AIM
Select the lines that hold the word "title" and copy each one.

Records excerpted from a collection
>>>

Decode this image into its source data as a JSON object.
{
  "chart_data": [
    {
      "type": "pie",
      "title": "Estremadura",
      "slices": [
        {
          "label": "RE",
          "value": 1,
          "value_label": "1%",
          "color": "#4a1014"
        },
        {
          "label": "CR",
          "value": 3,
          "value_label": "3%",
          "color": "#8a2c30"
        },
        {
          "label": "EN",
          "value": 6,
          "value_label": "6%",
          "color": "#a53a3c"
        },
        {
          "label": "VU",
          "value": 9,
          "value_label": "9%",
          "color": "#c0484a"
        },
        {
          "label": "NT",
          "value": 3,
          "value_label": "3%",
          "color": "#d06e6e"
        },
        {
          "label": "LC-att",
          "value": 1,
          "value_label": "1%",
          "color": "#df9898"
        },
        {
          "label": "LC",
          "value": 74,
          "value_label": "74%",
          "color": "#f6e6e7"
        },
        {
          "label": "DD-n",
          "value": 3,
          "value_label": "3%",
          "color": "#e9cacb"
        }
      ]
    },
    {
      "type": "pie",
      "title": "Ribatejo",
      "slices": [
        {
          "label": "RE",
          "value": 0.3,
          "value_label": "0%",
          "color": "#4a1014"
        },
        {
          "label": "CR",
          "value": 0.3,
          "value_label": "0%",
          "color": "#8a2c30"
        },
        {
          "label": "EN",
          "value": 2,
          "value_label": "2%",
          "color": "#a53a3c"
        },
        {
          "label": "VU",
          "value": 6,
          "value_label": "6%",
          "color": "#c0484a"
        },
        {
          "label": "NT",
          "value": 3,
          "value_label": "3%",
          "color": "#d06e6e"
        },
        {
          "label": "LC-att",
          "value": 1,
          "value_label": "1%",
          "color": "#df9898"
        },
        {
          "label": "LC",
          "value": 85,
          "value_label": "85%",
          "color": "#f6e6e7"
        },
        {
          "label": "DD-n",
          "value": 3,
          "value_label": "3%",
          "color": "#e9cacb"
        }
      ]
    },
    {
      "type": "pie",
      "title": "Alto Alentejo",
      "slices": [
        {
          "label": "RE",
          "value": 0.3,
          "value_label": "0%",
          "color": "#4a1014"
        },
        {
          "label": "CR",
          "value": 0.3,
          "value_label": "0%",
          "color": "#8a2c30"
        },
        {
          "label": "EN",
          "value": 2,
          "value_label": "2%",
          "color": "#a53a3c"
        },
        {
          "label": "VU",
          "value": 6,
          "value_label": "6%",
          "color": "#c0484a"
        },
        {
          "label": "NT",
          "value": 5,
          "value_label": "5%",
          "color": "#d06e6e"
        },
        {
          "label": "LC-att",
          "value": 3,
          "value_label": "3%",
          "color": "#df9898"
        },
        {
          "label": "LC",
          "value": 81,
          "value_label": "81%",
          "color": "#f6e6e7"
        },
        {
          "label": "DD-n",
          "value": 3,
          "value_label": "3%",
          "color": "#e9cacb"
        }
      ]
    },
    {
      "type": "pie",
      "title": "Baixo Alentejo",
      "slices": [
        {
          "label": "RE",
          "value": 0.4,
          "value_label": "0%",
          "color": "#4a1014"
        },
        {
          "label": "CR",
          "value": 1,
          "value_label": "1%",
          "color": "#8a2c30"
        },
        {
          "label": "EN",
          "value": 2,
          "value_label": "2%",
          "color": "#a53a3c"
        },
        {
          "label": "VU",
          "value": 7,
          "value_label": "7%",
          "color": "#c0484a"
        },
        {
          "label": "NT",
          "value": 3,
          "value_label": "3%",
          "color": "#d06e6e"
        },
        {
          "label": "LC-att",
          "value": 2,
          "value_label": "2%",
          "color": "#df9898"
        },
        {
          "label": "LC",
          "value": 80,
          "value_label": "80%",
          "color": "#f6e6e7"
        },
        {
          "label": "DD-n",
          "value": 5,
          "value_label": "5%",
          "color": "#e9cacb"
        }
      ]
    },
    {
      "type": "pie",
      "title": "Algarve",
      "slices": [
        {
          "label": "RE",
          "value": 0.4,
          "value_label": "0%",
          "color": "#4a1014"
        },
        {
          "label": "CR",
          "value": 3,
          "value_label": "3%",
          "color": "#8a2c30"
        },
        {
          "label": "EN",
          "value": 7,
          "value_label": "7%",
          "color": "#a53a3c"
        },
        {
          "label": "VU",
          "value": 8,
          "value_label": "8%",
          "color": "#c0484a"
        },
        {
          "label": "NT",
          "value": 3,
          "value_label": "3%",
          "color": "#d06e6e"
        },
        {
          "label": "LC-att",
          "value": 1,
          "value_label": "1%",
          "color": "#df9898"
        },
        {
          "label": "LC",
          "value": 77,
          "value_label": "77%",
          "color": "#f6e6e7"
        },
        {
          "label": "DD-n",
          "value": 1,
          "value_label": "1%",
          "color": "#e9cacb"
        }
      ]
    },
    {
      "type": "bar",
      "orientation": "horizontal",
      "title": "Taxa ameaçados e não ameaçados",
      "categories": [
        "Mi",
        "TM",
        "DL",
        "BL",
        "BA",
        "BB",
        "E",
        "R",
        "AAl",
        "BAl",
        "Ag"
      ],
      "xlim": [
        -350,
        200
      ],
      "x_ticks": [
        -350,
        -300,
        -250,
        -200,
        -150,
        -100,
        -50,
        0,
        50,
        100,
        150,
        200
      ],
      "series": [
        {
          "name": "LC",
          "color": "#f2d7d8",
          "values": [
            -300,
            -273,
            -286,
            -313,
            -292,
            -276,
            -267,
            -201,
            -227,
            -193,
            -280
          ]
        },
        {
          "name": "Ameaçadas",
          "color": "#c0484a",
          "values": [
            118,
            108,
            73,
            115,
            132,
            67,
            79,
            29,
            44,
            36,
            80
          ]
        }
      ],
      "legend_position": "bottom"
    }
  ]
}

<<<

ANSWER IN FULL
      "title": "Estremadura",
      "title": "Ribatejo",
      "title": "Alto Alentejo",
      "title": "Baixo Alentejo",
      "title": "Algarve",
      "title": "Taxa ameaçados e não ameaçados",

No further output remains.